TASK DATA.

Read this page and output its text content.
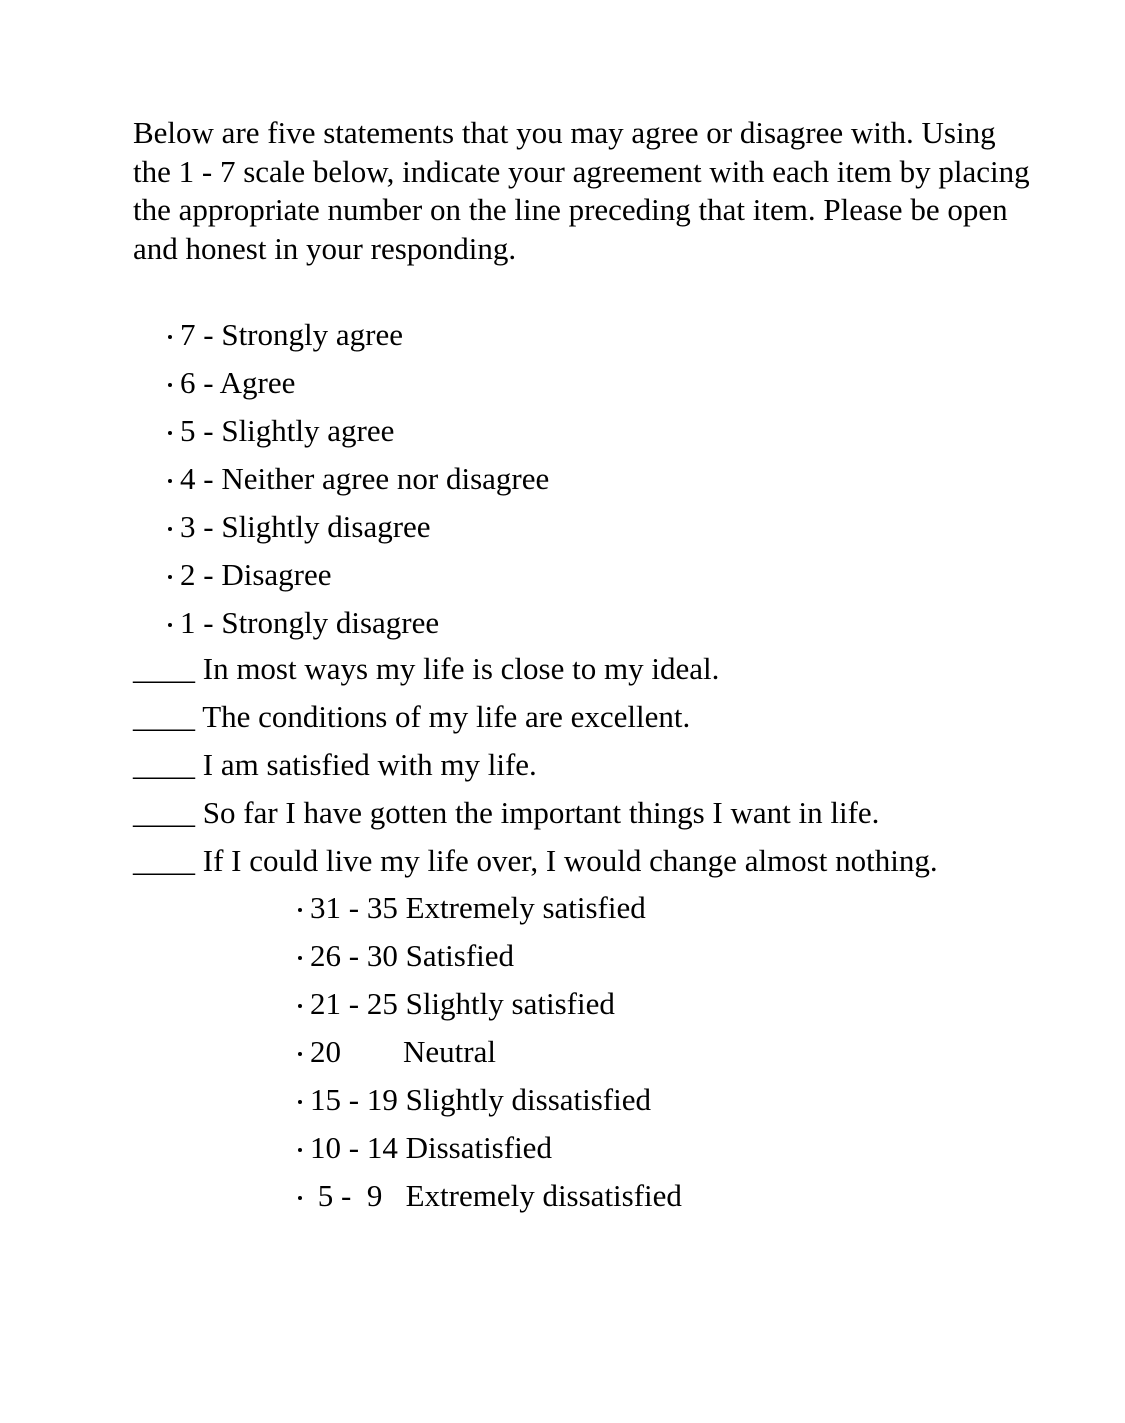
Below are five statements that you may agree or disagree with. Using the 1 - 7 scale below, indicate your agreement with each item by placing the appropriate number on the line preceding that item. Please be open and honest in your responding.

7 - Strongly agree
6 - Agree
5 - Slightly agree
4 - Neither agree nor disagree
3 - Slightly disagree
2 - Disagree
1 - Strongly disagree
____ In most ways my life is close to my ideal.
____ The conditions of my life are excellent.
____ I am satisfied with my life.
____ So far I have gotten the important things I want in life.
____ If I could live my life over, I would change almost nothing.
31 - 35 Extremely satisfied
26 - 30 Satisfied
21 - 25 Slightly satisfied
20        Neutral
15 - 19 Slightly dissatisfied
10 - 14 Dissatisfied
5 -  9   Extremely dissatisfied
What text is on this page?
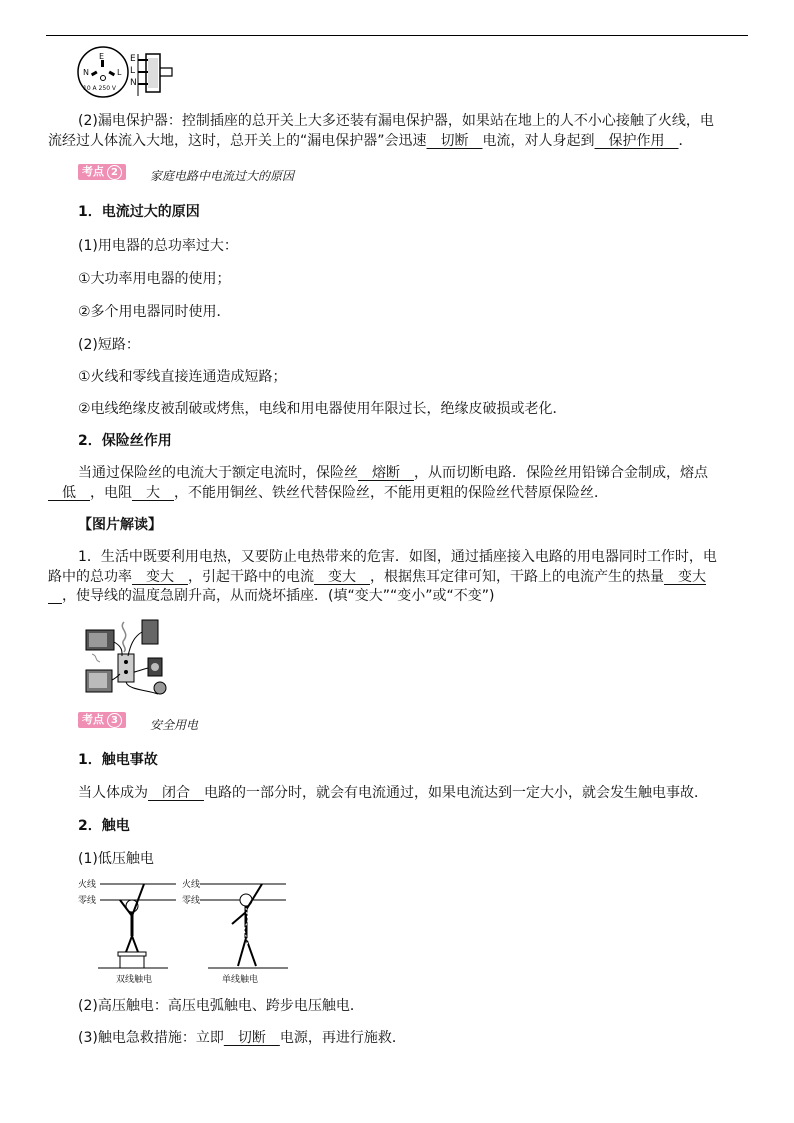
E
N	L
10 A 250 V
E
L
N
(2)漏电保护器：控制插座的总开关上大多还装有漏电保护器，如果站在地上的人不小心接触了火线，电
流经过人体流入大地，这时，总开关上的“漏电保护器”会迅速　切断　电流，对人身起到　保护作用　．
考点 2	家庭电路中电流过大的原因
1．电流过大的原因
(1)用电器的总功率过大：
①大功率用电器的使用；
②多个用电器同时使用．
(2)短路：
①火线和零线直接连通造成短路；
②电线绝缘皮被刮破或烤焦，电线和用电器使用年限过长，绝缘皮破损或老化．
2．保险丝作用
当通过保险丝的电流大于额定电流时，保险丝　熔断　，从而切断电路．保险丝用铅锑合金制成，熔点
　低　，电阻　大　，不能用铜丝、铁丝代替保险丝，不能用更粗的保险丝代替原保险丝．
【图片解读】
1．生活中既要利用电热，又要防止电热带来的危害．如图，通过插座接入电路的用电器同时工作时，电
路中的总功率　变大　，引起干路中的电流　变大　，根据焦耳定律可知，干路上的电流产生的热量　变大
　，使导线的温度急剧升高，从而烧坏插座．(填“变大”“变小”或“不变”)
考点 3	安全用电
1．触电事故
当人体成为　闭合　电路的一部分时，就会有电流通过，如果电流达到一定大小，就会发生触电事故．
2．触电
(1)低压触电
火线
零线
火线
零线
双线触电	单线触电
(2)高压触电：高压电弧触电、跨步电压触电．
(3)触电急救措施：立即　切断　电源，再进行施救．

AIM. Find every line of the data that holds the string "漏电保护器", then say how many there are and nothing else.

THE COMPLETED TASK. 2